= Trecho do texto =
O assassinato de Floyd repercutiu em todo o mundo e em diversas áreas da sociedade americana. E acabou fazendo as empresas – finalmente – saírem de cima do muro. Agora, quem não diz nada compactua, endossa. Se você ou sua organização são contra o que aconteceu, devem se manifestar. Não basta não ser racista. É preciso ser antirracista.

Muito tem se falado sobre diversidade e inclusão, nas empresas e fora delas. Mas como saber se é só uma narrativa marqueteira ou se aquela organização realmente promove ações de inclusão e diversidade? Costumo ter uma resposta para isso quando sou chamado para uma reunião corporativa e membros da diretoria me mostram dados satisfatórios da porcentagem de negros empregados naquele lugar. Pergunto: “por que então nenhum deles está aqui, participando desta reunião?”.

Em 2020, apenas quatro das 500 maiores empresas americanas tinham um diretor-executivo negro. Esse dado fala mais do que mil anúncios de medidas e doações ou campanhas de comunicação interna e RH. No Brasil, menos de 6% dos fundadores de startups são negros. Conta-se em uma mão ou no máximo duas quantas mulheres negras têm assento no conselho de uma grande organização. Esses números são reflexo de séculos de racismo estrutural.

## Resposta sistêmica
A exceção precisa parar de confirmar a regra. Quando os Estados Unidos elegeram um presidente negro, em 2008, o símbolo dessa mudança foi enorme, mas a continuidade disso precisa ser maior ainda. Esse é um fenômeno replicado no mundo empresarial. Um CEO negro não pode ser um escudo para mudanças mais profundas. A liderança negra deve ser “cascateada” e horizontalizada.

= Enunciado 1 =
Responda com base no texto sobre racismo nas empresas:
(a) Além de não ser racista, o que é preciso ser?
(b) Em 2020, quantas das 500 maiores empresas americanas tinham um diretor-executivo negro?
(c) Em que ano os Estados Unidos elegeram um presidente negro?

= Dados fornecidos =
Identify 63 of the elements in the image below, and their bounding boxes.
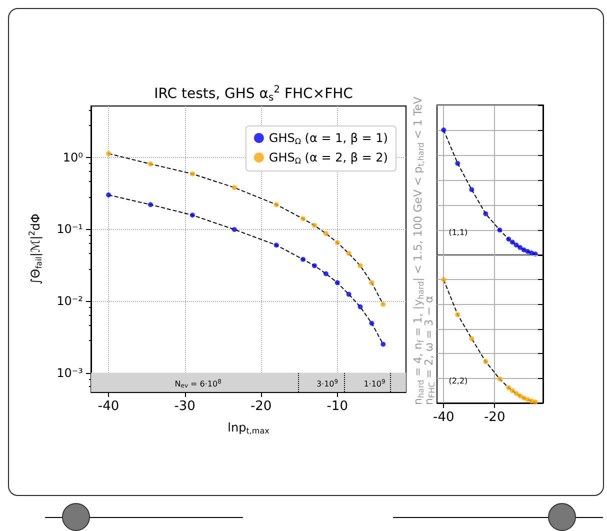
point [483, 359, 488, 364]
point [483, 211, 488, 216]
point [525, 397, 530, 402]
point [455, 160, 460, 166]
x-tick-label: -10 [326, 399, 348, 414]
point [380, 302, 386, 307]
point [497, 376, 502, 382]
point [510, 240, 515, 245]
point [232, 227, 237, 232]
point [521, 395, 526, 400]
point [274, 242, 279, 248]
y-tick-label: 10⁻¹ [56, 222, 84, 236]
point [346, 292, 352, 297]
point [358, 263, 363, 268]
point [469, 187, 474, 192]
point [510, 388, 515, 394]
point [441, 128, 446, 132]
point [514, 391, 519, 396]
point [506, 236, 512, 242]
y-tick-label: 10⁰ [62, 150, 84, 164]
point [190, 171, 195, 176]
point [514, 242, 519, 248]
point [334, 280, 340, 286]
point [106, 192, 112, 198]
point [148, 202, 153, 208]
point [106, 151, 112, 156]
text: nFHC = 2, ω = 3 − α [422, 296, 436, 405]
point [506, 385, 512, 390]
point [190, 212, 195, 218]
point [518, 393, 523, 398]
point [497, 228, 502, 232]
point [300, 256, 306, 262]
x-tick-label: -30 [174, 399, 196, 414]
point [469, 336, 474, 342]
point [232, 185, 237, 190]
point [323, 271, 328, 276]
point [380, 342, 386, 347]
point [532, 400, 538, 405]
point [518, 245, 523, 250]
point [369, 320, 374, 326]
point [358, 304, 363, 310]
point [441, 277, 446, 282]
point [334, 240, 340, 246]
point [312, 263, 317, 268]
annotation: (2,2) [448, 376, 468, 386]
x-tick-label: -40 [98, 399, 120, 414]
point [525, 249, 530, 254]
point [455, 312, 460, 318]
point [274, 202, 279, 208]
annotation: (1,1) [448, 228, 468, 237]
point [148, 161, 153, 166]
text: nhard = 4, nf = 1, |yhard| < 1.5, 100 GeV < pt,hard < 1 TeV [412, 96, 426, 405]
x-tick-label: -20 [250, 399, 272, 414]
y-axis-title: ∫Θfail|ℳ|2dΦ [28, 214, 44, 284]
point [300, 216, 306, 222]
x-tick-label: -20 [484, 410, 506, 425]
y-tick-label: 10⁻² [56, 294, 84, 308]
point [369, 280, 374, 286]
x-tick-label: -40 [433, 410, 454, 425]
point [312, 222, 317, 228]
point [323, 231, 328, 236]
y-tick-label: 10⁻³ [56, 366, 84, 380]
point [346, 250, 352, 256]
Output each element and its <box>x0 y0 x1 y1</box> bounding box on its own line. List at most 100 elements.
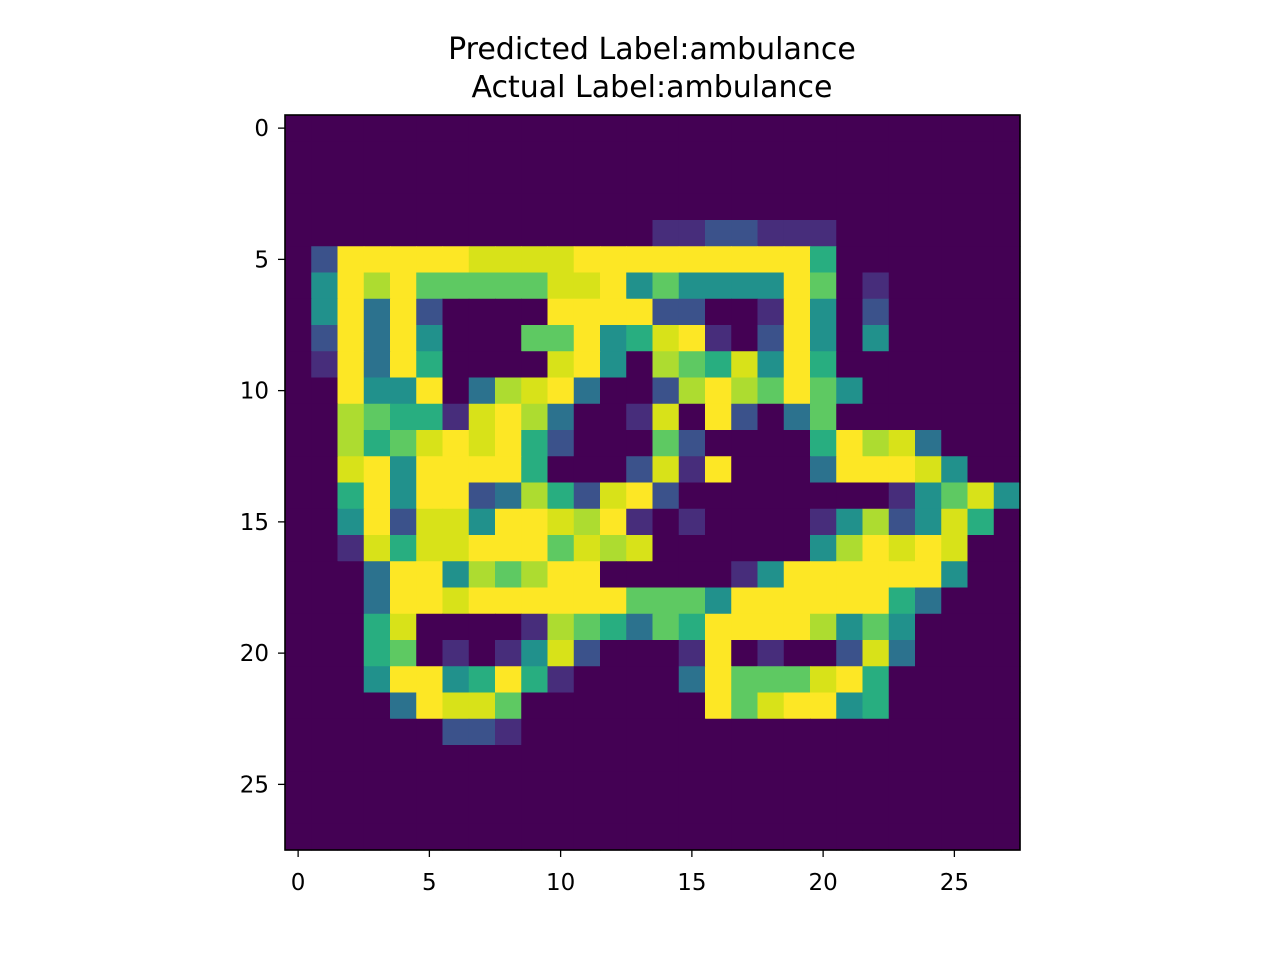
heatmap-cell <box>862 692 890 720</box>
heatmap-cell <box>442 351 470 379</box>
heatmap-cell <box>810 325 837 352</box>
heatmap-cell <box>600 666 627 694</box>
heatmap-cell <box>862 666 890 694</box>
heatmap-cell <box>941 351 969 379</box>
heatmap-cell <box>888 456 916 484</box>
heatmap-cell <box>495 167 522 195</box>
heatmap-cell <box>390 430 417 457</box>
heatmap-cell <box>705 167 732 195</box>
heatmap-cell <box>993 456 1021 484</box>
heatmap-cell <box>390 351 417 379</box>
heatmap-cell <box>521 403 549 431</box>
heatmap-cell <box>363 613 391 641</box>
heatmap-cell <box>652 587 680 615</box>
heatmap-cell <box>337 666 365 694</box>
heatmap-cell <box>862 220 890 247</box>
heatmap-cell <box>363 771 391 799</box>
heatmap-cell <box>915 403 942 431</box>
heatmap-cell <box>285 640 312 667</box>
heatmap-cell <box>285 115 312 142</box>
heatmap-cell <box>311 771 339 799</box>
heatmap-cell <box>810 456 837 484</box>
heatmap-cell <box>600 298 627 326</box>
heatmap-cell <box>731 797 759 825</box>
heatmap-cell <box>678 718 706 746</box>
heatmap-cell <box>652 745 680 772</box>
heatmap-cell <box>521 508 549 536</box>
heatmap-cell <box>547 482 575 510</box>
heatmap-cell <box>941 745 969 772</box>
heatmap-cell <box>731 561 759 589</box>
heatmap-cell <box>941 456 969 484</box>
heatmap-cell <box>600 167 627 195</box>
heatmap-cell <box>547 587 575 615</box>
heatmap-cell <box>862 745 890 772</box>
heatmap-cell <box>337 167 365 195</box>
heatmap-cell <box>888 692 916 720</box>
heatmap-cell <box>416 535 444 562</box>
heatmap-cell <box>468 298 496 326</box>
heatmap-cell <box>337 745 365 772</box>
heatmap-cell <box>836 797 864 825</box>
heatmap-cell <box>311 587 339 615</box>
heatmap-cell <box>941 115 969 142</box>
heatmap-cell <box>993 403 1021 431</box>
heatmap-cell <box>757 403 785 431</box>
heatmap-cell <box>416 771 444 799</box>
heatmap-cell <box>468 272 496 300</box>
heatmap-cell <box>678 193 706 221</box>
heatmap-cell <box>547 193 575 221</box>
heatmap-cell <box>363 167 391 195</box>
heatmap-cell <box>626 745 654 772</box>
heatmap-cell <box>862 351 890 379</box>
heatmap-cell <box>311 561 339 589</box>
heatmap-cell <box>836 351 864 379</box>
heatmap-cell <box>967 745 995 772</box>
heatmap-cell <box>547 666 575 694</box>
heatmap-cell <box>652 666 680 694</box>
heatmap-cell <box>337 482 365 510</box>
heatmap-cell <box>468 771 496 799</box>
heatmap-cell <box>442 640 470 667</box>
heatmap-cell <box>967 535 995 562</box>
heatmap-cell <box>521 771 549 799</box>
heatmap-cell <box>495 272 522 300</box>
heatmap-cell <box>468 666 496 694</box>
heatmap-cell <box>705 482 732 510</box>
heatmap-cell <box>495 718 522 746</box>
heatmap-cell <box>285 613 312 641</box>
heatmap-cell <box>311 640 339 667</box>
heatmap-cell <box>757 193 785 221</box>
heatmap-cell <box>285 456 312 484</box>
heatmap-cell <box>521 220 549 247</box>
heatmap-cell <box>705 272 732 300</box>
heatmap-cell <box>705 640 732 667</box>
heatmap-cell <box>337 508 365 536</box>
heatmap-cell <box>731 325 759 352</box>
heatmap-cell <box>810 797 837 825</box>
heatmap-cell <box>915 193 942 221</box>
heatmap-cell <box>468 220 496 247</box>
heatmap-cell <box>757 692 785 720</box>
heatmap-cell <box>810 613 837 641</box>
heatmap-cell <box>915 430 942 457</box>
heatmap-cell <box>731 220 759 247</box>
heatmap-cell <box>810 298 837 326</box>
heatmap-cell <box>757 745 785 772</box>
heatmap-cell <box>757 613 785 641</box>
heatmap-cell <box>810 272 837 300</box>
heatmap-cell <box>941 692 969 720</box>
heatmap-cell <box>705 456 732 484</box>
heatmap-cell <box>521 797 549 825</box>
heatmap-cell <box>836 823 864 851</box>
heatmap-cell <box>521 167 549 195</box>
heatmap-cell <box>495 430 522 457</box>
heatmap-cell <box>337 797 365 825</box>
heatmap-cell <box>416 246 444 274</box>
heatmap-cell <box>573 430 601 457</box>
heatmap-cell <box>390 482 417 510</box>
heatmap-cell <box>573 640 601 667</box>
heatmap-cell <box>363 430 391 457</box>
heatmap-cell <box>915 377 942 405</box>
heatmap-cell <box>810 771 837 799</box>
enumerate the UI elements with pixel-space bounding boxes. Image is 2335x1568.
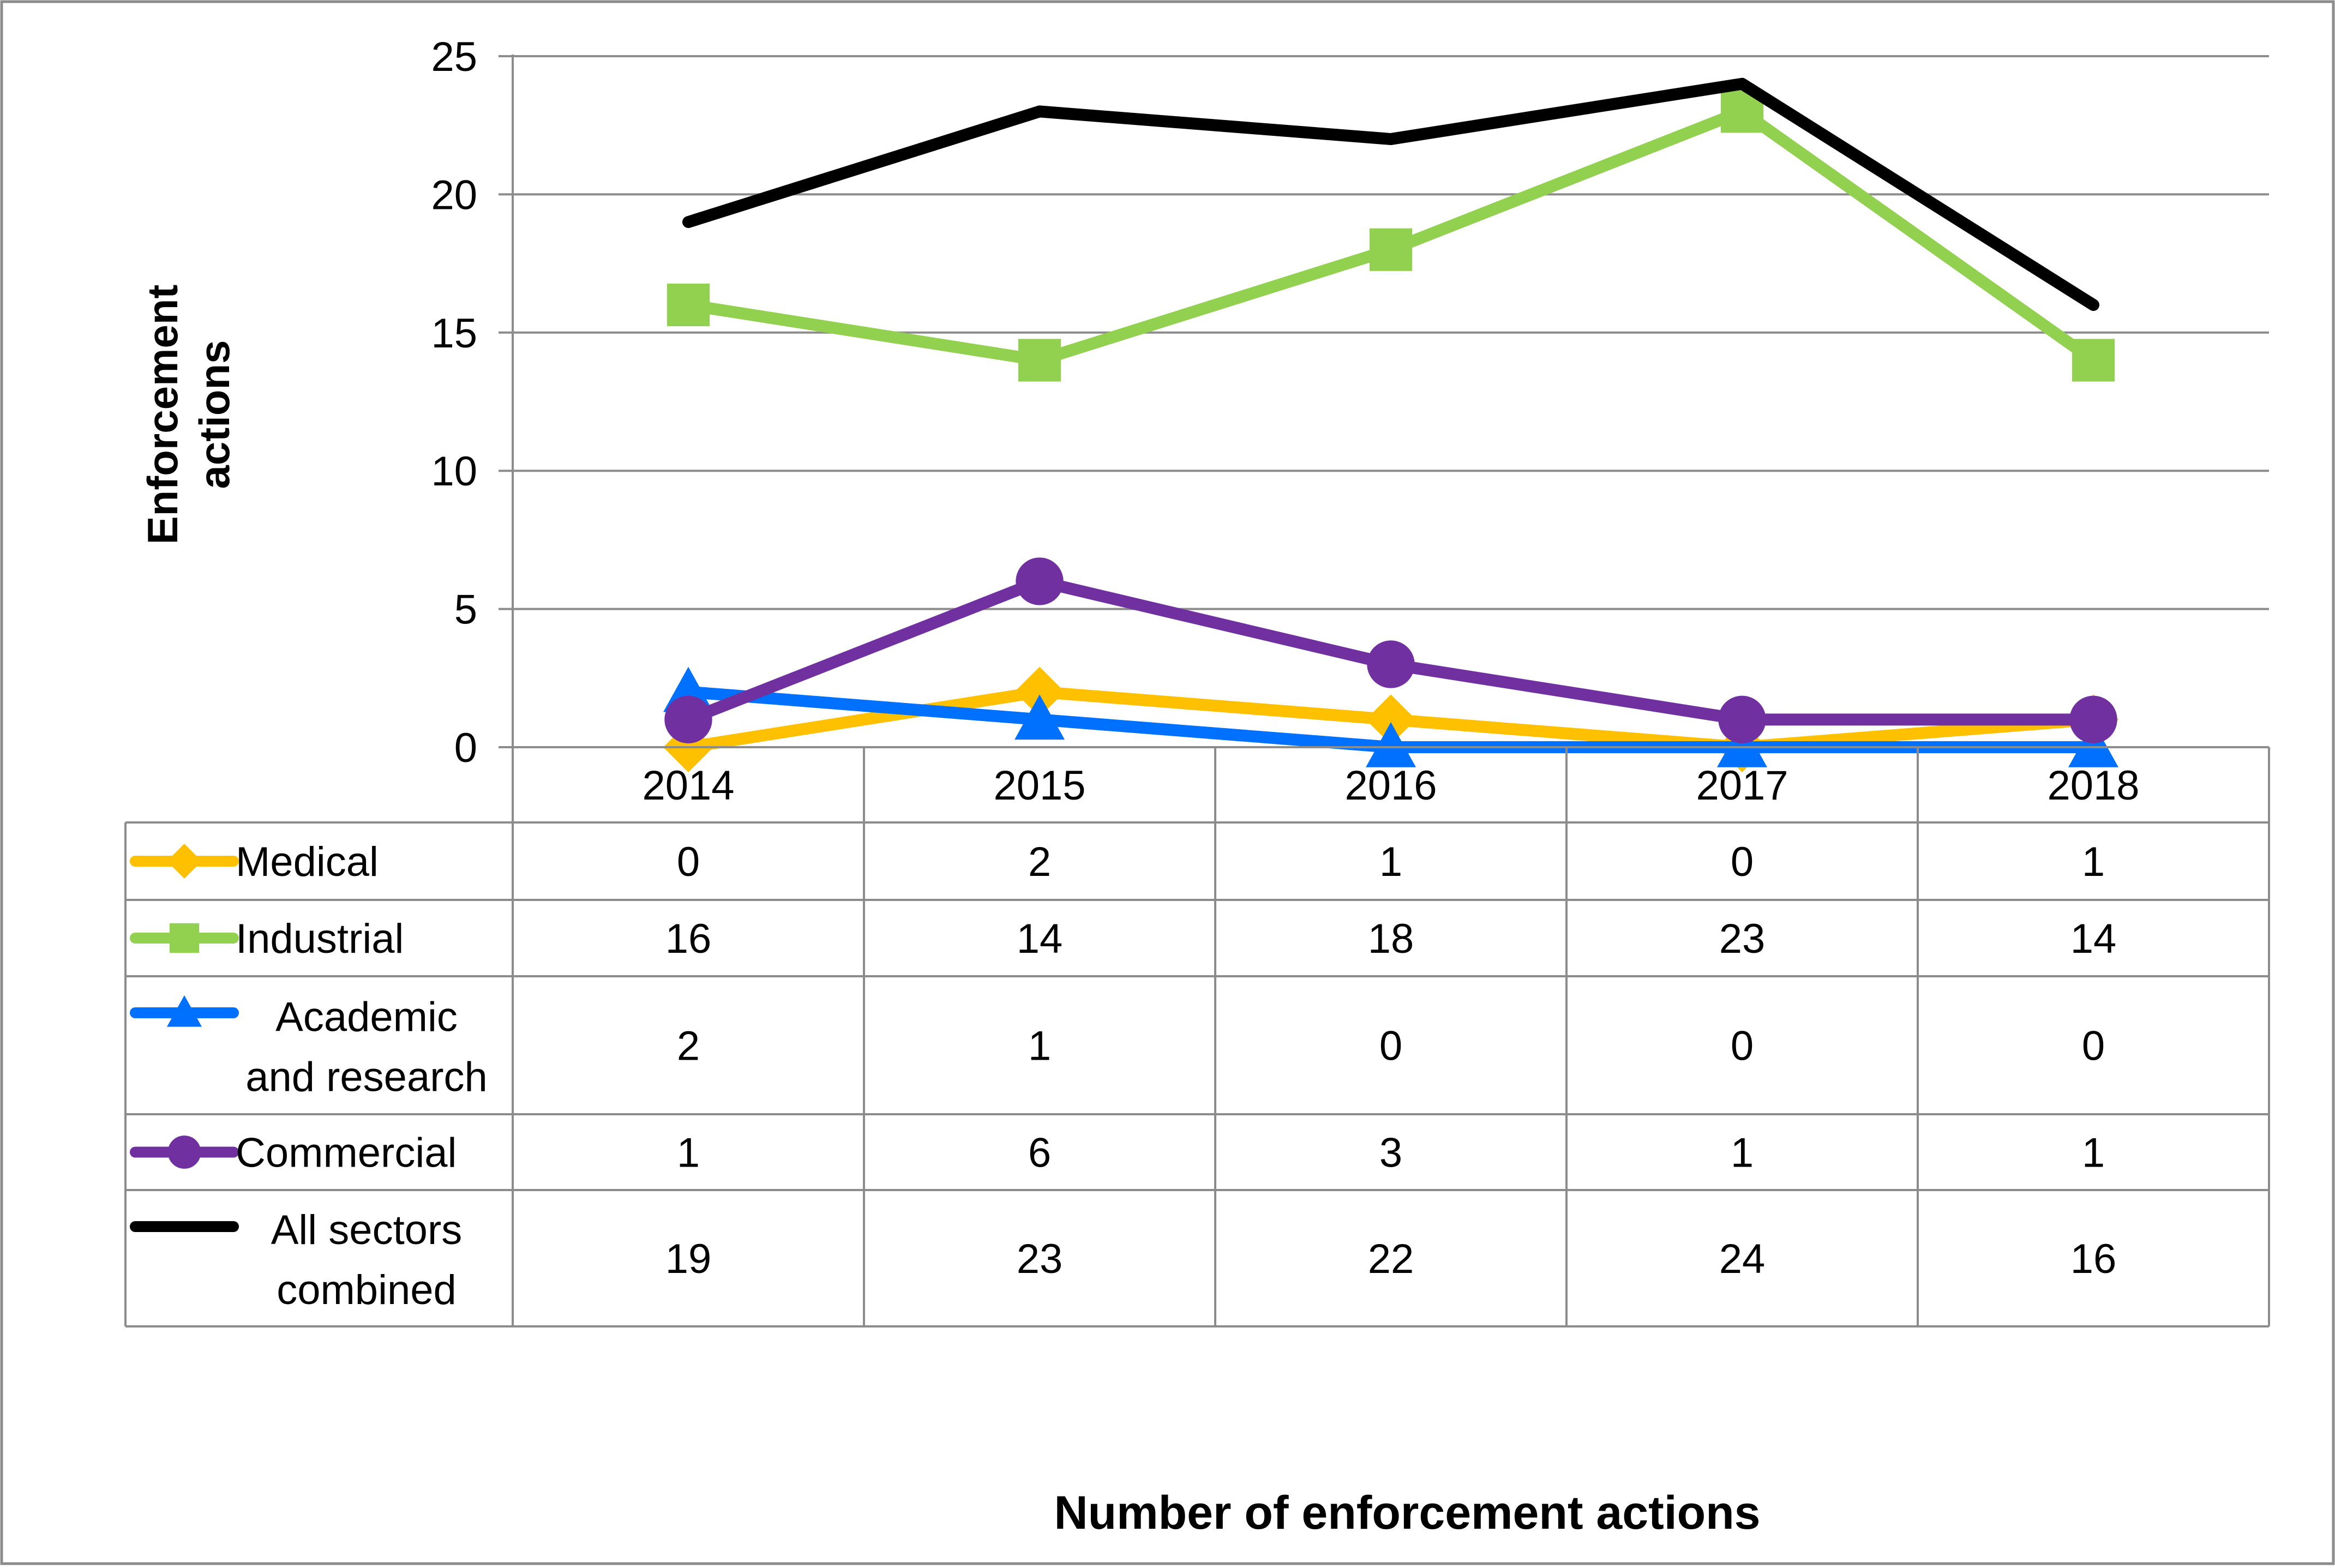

= Enunciado 2 =
Por favor, renomeie "heatmap-cell" para "heatmap-tile" nas linhas dos dados entre a que contém "heatmap-cell <box>862 692 890 720</box>" e a que contém "heatmap-cell <box>705 167 732 195</box>", inclusive. Reproduza só essas linhas, sem nenhuma outra alteração.

= Resposta 1 =
(a) Antirracista.
(b) Apenas quatro.
(c) Em 2008.

= Resposta 2 =
heatmap-tile <box>862 692 890 720</box>
heatmap-tile <box>442 351 470 379</box>
heatmap-tile <box>810 325 837 352</box>
heatmap-tile <box>600 666 627 694</box>
heatmap-tile <box>862 666 890 694</box>
heatmap-tile <box>941 351 969 379</box>
heatmap-tile <box>888 456 916 484</box>
heatmap-tile <box>495 167 522 195</box>
heatmap-tile <box>390 430 417 457</box>
heatmap-tile <box>705 167 732 195</box>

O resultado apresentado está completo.